Dataset records

(begin)

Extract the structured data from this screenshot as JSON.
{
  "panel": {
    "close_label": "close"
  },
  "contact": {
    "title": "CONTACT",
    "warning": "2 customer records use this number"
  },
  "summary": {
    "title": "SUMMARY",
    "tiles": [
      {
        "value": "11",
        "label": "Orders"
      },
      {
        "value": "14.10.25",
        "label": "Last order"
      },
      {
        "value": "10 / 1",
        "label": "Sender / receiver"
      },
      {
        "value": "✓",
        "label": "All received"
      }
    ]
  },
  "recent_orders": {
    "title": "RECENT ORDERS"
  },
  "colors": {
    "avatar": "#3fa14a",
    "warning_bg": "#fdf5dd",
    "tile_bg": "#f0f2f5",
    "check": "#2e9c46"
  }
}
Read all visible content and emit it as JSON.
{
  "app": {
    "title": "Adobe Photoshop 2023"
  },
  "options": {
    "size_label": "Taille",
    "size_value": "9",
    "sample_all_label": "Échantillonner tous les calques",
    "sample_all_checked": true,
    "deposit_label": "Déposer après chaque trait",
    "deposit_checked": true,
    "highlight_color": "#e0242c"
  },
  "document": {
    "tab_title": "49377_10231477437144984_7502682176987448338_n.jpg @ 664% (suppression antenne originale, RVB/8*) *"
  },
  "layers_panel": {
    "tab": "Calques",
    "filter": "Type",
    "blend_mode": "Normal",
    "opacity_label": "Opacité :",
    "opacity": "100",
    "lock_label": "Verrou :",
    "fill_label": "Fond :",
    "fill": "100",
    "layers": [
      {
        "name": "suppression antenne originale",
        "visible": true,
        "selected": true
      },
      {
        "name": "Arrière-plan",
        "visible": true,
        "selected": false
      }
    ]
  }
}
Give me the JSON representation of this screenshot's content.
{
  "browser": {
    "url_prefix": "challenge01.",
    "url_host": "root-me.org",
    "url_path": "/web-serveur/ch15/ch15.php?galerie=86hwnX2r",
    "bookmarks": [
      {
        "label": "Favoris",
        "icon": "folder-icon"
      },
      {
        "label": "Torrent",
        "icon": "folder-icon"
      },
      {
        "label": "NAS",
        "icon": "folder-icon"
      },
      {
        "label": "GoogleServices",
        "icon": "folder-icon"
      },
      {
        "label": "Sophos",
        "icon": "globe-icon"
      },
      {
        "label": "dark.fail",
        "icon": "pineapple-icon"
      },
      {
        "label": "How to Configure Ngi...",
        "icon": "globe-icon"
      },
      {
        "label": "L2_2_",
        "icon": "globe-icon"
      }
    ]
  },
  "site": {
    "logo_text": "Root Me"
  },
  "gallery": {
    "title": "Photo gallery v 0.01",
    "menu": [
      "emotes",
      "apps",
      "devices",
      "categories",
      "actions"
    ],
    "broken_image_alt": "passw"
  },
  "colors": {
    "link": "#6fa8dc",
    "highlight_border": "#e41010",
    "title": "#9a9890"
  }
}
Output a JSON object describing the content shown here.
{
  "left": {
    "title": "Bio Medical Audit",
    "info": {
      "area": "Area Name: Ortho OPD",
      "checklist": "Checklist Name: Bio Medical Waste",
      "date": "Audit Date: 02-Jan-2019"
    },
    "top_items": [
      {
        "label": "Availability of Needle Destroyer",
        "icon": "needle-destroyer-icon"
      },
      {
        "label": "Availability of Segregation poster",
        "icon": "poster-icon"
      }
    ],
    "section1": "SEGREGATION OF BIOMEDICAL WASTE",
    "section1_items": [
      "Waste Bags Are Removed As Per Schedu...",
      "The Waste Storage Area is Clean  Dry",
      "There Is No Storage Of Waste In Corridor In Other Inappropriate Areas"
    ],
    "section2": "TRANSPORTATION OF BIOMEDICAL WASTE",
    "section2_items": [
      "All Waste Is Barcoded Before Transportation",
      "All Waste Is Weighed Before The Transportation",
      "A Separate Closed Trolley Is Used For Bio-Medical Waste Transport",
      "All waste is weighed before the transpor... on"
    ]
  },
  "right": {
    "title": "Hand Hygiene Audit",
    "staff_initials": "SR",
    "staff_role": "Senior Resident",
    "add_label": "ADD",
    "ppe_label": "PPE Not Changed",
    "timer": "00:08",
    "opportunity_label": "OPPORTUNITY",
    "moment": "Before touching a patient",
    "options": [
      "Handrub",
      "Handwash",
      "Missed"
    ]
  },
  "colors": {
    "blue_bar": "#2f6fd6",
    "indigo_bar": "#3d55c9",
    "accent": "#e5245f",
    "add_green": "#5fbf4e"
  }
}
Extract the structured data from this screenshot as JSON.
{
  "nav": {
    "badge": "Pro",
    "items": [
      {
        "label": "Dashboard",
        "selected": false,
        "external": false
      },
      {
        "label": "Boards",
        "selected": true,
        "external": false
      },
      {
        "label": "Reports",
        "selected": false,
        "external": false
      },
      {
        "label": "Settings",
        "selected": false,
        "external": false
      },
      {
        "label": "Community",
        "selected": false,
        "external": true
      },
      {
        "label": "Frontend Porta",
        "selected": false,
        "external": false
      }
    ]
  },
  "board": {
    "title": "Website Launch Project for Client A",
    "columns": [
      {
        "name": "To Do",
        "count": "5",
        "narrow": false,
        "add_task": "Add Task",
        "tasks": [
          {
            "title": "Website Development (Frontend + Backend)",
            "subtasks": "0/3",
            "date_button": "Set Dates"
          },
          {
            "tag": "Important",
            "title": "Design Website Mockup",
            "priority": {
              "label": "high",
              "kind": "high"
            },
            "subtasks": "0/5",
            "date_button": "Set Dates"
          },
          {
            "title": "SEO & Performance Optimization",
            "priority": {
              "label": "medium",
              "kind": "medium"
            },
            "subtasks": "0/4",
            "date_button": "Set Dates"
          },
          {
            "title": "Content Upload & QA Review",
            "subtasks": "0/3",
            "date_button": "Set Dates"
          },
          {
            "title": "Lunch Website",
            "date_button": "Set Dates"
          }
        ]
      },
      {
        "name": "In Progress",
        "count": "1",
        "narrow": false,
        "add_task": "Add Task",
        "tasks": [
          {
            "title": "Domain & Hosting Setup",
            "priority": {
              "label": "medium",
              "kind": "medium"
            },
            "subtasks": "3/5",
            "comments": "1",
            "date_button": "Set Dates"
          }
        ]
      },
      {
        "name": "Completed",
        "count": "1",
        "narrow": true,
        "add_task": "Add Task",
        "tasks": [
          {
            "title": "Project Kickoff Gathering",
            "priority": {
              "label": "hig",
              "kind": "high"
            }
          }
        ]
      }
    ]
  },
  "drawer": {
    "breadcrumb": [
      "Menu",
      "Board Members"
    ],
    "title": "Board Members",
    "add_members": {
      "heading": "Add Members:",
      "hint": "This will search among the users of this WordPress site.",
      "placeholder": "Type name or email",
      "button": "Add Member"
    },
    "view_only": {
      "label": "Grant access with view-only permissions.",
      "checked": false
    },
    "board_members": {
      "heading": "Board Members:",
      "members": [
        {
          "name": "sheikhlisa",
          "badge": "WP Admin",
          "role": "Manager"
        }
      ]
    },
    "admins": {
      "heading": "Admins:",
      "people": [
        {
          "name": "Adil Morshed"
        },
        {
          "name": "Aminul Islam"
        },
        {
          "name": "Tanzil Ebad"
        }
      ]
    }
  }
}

(end)

### Exercise prompt
Output the full listing exactly as it stands.

### Output for this exercise
Extract the structured data from this screenshot as JSON.
{
  "panel": {
    "close_label": "close"
  },
  "contact": {
    "title": "CONTACT",
    "warning": "2 customer records use this number"
  },
  "summary": {
    "title": "SUMMARY",
    "tiles": [
      {
        "value": "11",
        "label": "Orders"
      },
      {
        "value": "14.10.25",
        "label": "Last order"
      },
      {
        "value": "10 / 1",
        "label": "Sender / receiver"
      },
      {
        "value": "✓",
        "label": "All received"
      }
    ]
  },
  "recent_orders": {
    "title": "RECENT ORDERS"
  },
  "colors": {
    "avatar": "#3fa14a",
    "warning_bg": "#fdf5dd",
    "tile_bg": "#f0f2f5",
    "check": "#2e9c46"
  }
}
Read all visible content and emit it as JSON.
{
  "app": {
    "title": "Adobe Photoshop 2023"
  },
  "options": {
    "size_label": "Taille",
    "size_value": "9",
    "sample_all_label": "Échantillonner tous les calques",
    "sample_all_checked": true,
    "deposit_label": "Déposer après chaque trait",
    "deposit_checked": true,
    "highlight_color": "#e0242c"
  },
  "document": {
    "tab_title": "49377_10231477437144984_7502682176987448338_n.jpg @ 664% (suppression antenne originale, RVB/8*) *"
  },
  "layers_panel": {
    "tab": "Calques",
    "filter": "Type",
    "blend_mode": "Normal",
    "opacity_label": "Opacité :",
    "opacity": "100",
    "lock_label": "Verrou :",
    "fill_label": "Fond :",
    "fill": "100",
    "layers": [
      {
        "name": "suppression antenne originale",
        "visible": true,
        "selected": true
      },
      {
        "name": "Arrière-plan",
        "visible": true,
        "selected": false
      }
    ]
  }
}
Give me the JSON representation of this screenshot's content.
{
  "browser": {
    "url_prefix": "challenge01.",
    "url_host": "root-me.org",
    "url_path": "/web-serveur/ch15/ch15.php?galerie=86hwnX2r",
    "bookmarks": [
      {
        "label": "Favoris",
        "icon": "folder-icon"
      },
      {
        "label": "Torrent",
        "icon": "folder-icon"
      },
      {
        "label": "NAS",
        "icon": "folder-icon"
      },
      {
        "label": "GoogleServices",
        "icon": "folder-icon"
      },
      {
        "label": "Sophos",
        "icon": "globe-icon"
      },
      {
        "label": "dark.fail",
        "icon": "pineapple-icon"
      },
      {
        "label": "How to Configure Ngi...",
        "icon": "globe-icon"
      },
      {
        "label": "L2_2_",
        "icon": "globe-icon"
      }
    ]
  },
  "site": {
    "logo_text": "Root Me"
  },
  "gallery": {
    "title": "Photo gallery v 0.01",
    "menu": [
      "emotes",
      "apps",
      "devices",
      "categories",
      "actions"
    ],
    "broken_image_alt": "passw"
  },
  "colors": {
    "link": "#6fa8dc",
    "highlight_border": "#e41010",
    "title": "#9a9890"
  }
}
Output a JSON object describing the content shown here.
{
  "left": {
    "title": "Bio Medical Audit",
    "info": {
      "area": "Area Name: Ortho OPD",
      "checklist": "Checklist Name: Bio Medical Waste",
      "date": "Audit Date: 02-Jan-2019"
    },
    "top_items": [
      {
        "label": "Availability of Needle Destroyer",
        "icon": "needle-destroyer-icon"
      },
      {
        "label": "Availability of Segregation poster",
        "icon": "poster-icon"
      }
    ],
    "section1": "SEGREGATION OF BIOMEDICAL WASTE",
    "section1_items": [
      "Waste Bags Are Removed As Per Schedu...",
      "The Waste Storage Area is Clean  Dry",
      "There Is No Storage Of Waste In Corridor In Other Inappropriate Areas"
    ],
    "section2": "TRANSPORTATION OF BIOMEDICAL WASTE",
    "section2_items": [
      "All Waste Is Barcoded Before Transportation",
      "All Waste Is Weighed Before The Transportation",
      "A Separate Closed Trolley Is Used For Bio-Medical Waste Transport",
      "All waste is weighed before the transpor... on"
    ]
  },
  "right": {
    "title": "Hand Hygiene Audit",
    "staff_initials": "SR",
    "staff_role": "Senior Resident",
    "add_label": "ADD",
    "ppe_label": "PPE Not Changed",
    "timer": "00:08",
    "opportunity_label": "OPPORTUNITY",
    "moment": "Before touching a patient",
    "options": [
      "Handrub",
      "Handwash",
      "Missed"
    ]
  },
  "colors": {
    "blue_bar": "#2f6fd6",
    "indigo_bar": "#3d55c9",
    "accent": "#e5245f",
    "add_green": "#5fbf4e"
  }
}
Extract the structured data from this screenshot as JSON.
{
  "nav": {
    "badge": "Pro",
    "items": [
      {
        "label": "Dashboard",
        "selected": false,
        "external": false
      },
      {
        "label": "Boards",
        "selected": true,
        "external": false
      },
      {
        "label": "Reports",
        "selected": false,
        "external": false
      },
      {
        "label": "Settings",
        "selected": false,
        "external": false
      },
      {
        "label": "Community",
        "selected": false,
        "external": true
      },
      {
        "label": "Frontend Porta",
        "selected": false,
        "external": false
      }
    ]
  },
  "board": {
    "title": "Website Launch Project for Client A",
    "columns": [
      {
        "name": "To Do",
        "count": "5",
        "narrow": false,
        "add_task": "Add Task",
        "tasks": [
          {
            "title": "Website Development (Frontend + Backend)",
            "subtasks": "0/3",
            "date_button": "Set Dates"
          },
          {
            "tag": "Important",
            "title": "Design Website Mockup",
            "priority": {
              "label": "high",
              "kind": "high"
            },
            "subtasks": "0/5",
            "date_button": "Set Dates"
          },
          {
            "title": "SEO & Performance Optimization",
            "priority": {
              "label": "medium",
              "kind": "medium"
            },
            "subtasks": "0/4",
            "date_button": "Set Dates"
          },
          {
            "title": "Content Upload & QA Review",
            "subtasks": "0/3",
            "date_button": "Set Dates"
          },
          {
            "title": "Lunch Website",
            "date_button": "Set Dates"
          }
        ]
      },
      {
        "name": "In Progress",
        "count": "1",
        "narrow": false,
        "add_task": "Add Task",
        "tasks": [
          {
            "title": "Domain & Hosting Setup",
            "priority": {
              "label": "medium",
              "kind": "medium"
            },
            "subtasks": "3/5",
            "comments": "1",
            "date_button": "Set Dates"
          }
        ]
      },
      {
        "name": "Completed",
        "count": "1",
        "narrow": true,
        "add_task": "Add Task",
        "tasks": [
          {
            "title": "Project Kickoff Gathering",
            "priority": {
              "label": "hig",
              "kind": "high"
            }
          }
        ]
      }
    ]
  },
  "drawer": {
    "breadcrumb": [
      "Menu",
      "Board Members"
    ],
    "title": "Board Members",
    "add_members": {
      "heading": "Add Members:",
      "hint": "This will search among the users of this WordPress site.",
      "placeholder": "Type name or email",
      "button": "Add Member"
    },
    "view_only": {
      "label": "Grant access with view-only permissions.",
      "checked": false
    },
    "board_members": {
      "heading": "Board Members:",
      "members": [
        {
          "name": "sheikhlisa",
          "badge": "WP Admin",
          "role": "Manager"
        }
      ]
    },
    "admins": {
      "heading": "Admins:",
      "people": [
        {
          "name": "Adil Morshed"
        },
        {
          "name": "Aminul Islam"
        },
        {
          "name": "Tanzil Ebad"
        }
      ]
    }
  }
}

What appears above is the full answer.